Was zeigt Rüdiger laut dem Textauszug gewöhnlich in den Zeitungen an, um ein neu angekommenes Schlachtopfer zu verkündigen?

__Textauszug__
↓↓↓

Auf diese Art wird Rüdigers Serail von Verschnittenen und Unverschnittenen nie leer, das arme Mädchen wird aus einem Strudel in den andern geworfen, ist oft in diesem Wirrwarr des glänzenden Elendes kaum ihrer Sinne mehr mächtig, erwacht vielleicht nach Jahren erst aus ihrer unglücklichen Betäubung und verflucht ihren Verführer dann, wann es schon zu spät ist und Rüdiger sie als eine nicht mehr Dienstfähige ausmustert und zerlumpt, von allem entblößt, aus seinem Hause jagt.

Gleich sonderbar und neu ist die Methode, die Rüdiger sich zu eigen gemacht hat, um aller Welt ein neu angekommenes Schlachtopfer zu verkündigen.

Rüdiger pflegt dann gewöhnlich in den Zeitungen ein vollständiges und regulär gebautes Billard mit Bällen, Queues und allem dem anhängigen zu avertieren, ankündigen, anzeigen. und dann ist er schon versichert, daß seine stoßgeübten Spieler von selbst kommen.

Ein hiesiger berühmter Rechtslehrer, der D. B., welcher den Sinn dieser Annonce so eigentlich verstand, wie ihn vielleicht jeder verstehen würde, der nicht in das Mystische dieser seltsamen Sprache eingeweiht ist, kam vor einigen Jahren in die Verlegenheit, auf Rüdigers Avertissement bei diesem Ehrenmann ein solch Billard zu suchen, und fand zu seinem Erstaunen zwar ein dergleichen bereitstehendes, allein es war kaum noch das Geld für die Ankündigung wert, und erst in einer Seitentüre sah der Hochverwunderte, daß es noch andere Spielbrette gebe, die kein Tapezierer zu überziehen braucht, wo man kein Queue abzuraspeln nötig hat und wo jeder Ball zum Loche führt.

Allein die Juristen sehen sich lieber in ihren Akten um, und Herr Rüdiger bedauerte einige Minuten darauf die undankbare Mühe. die er sich gegeben hatte, den unerweichlichen Rechtslehrer in andere als juristische Archive zu führen.

↑↑↑

__Rohdaten__
↓↓↓

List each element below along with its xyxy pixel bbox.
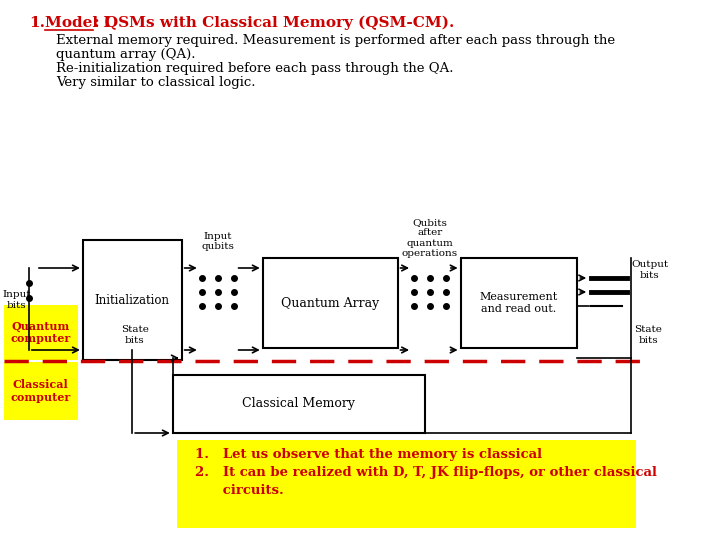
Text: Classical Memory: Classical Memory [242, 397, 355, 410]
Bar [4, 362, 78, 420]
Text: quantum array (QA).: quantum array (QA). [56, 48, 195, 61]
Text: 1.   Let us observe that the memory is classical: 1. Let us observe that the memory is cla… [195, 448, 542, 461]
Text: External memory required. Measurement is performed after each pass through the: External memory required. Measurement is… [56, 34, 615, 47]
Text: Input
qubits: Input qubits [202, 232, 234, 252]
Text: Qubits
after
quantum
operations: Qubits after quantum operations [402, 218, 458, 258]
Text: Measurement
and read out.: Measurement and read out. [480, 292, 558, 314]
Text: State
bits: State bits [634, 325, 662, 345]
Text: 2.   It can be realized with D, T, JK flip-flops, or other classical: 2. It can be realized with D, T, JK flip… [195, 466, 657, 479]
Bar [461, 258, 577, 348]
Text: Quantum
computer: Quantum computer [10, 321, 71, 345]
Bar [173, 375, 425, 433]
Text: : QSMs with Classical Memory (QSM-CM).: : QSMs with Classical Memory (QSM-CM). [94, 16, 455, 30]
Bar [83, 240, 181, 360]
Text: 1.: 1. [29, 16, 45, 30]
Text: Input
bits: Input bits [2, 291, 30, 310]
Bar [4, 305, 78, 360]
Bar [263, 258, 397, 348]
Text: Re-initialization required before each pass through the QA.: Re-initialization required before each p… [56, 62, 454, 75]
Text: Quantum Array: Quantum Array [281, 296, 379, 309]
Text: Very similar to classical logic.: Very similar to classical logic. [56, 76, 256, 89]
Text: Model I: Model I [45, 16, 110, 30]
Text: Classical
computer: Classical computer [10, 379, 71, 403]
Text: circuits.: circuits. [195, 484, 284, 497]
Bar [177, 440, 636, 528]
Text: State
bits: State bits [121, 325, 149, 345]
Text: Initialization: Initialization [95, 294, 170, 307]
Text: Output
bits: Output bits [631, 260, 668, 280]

↑↑↑
↓↓↓

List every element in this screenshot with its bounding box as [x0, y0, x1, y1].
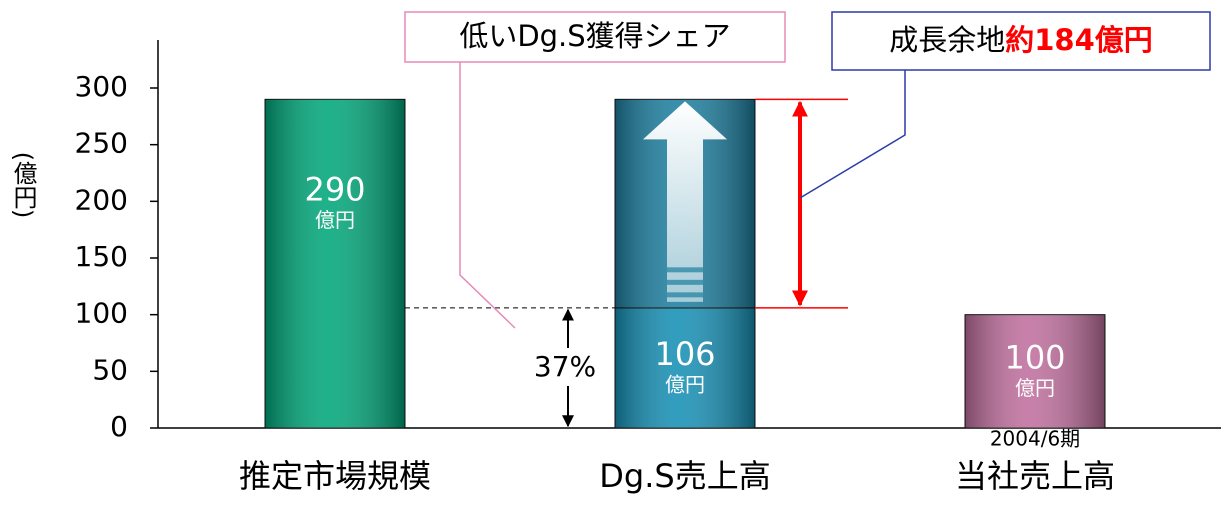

↑↑↑

__Schriftliche Antwort__
Er zeigt ein vollständiges und regulär gebautes Billard mit Bällen, Queues und allem Zubehör an.